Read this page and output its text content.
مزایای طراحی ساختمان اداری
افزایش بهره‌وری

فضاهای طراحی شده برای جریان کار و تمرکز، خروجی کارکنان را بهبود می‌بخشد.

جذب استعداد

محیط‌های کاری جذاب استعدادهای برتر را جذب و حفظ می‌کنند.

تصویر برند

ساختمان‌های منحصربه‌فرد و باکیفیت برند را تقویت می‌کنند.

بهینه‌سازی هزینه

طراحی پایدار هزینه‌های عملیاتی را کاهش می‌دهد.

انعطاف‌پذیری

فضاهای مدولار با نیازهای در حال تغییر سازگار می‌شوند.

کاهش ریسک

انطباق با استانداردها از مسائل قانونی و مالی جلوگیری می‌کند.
────────────────
▸ **What is expected**
Print the whole listing again, exactly.

▸ **The solution**
Read this page and output its text content.
مزایای طراحی ساختمان اداری
افزایش بهره‌وری

فضاهای طراحی شده برای جریان کار و تمرکز، خروجی کارکنان را بهبود می‌بخشد.

جذب استعداد

محیط‌های کاری جذاب استعدادهای برتر را جذب و حفظ می‌کنند.

تصویر برند

ساختمان‌های منحصربه‌فرد و باکیفیت برند را تقویت می‌کنند.

بهینه‌سازی هزینه

طراحی پایدار هزینه‌های عملیاتی را کاهش می‌دهد.

انعطاف‌پذیری

فضاهای مدولار با نیازهای در حال تغییر سازگار می‌شوند.

کاهش ریسک

انطباق با استانداردها از مسائل قانونی و مالی جلوگیری می‌کند.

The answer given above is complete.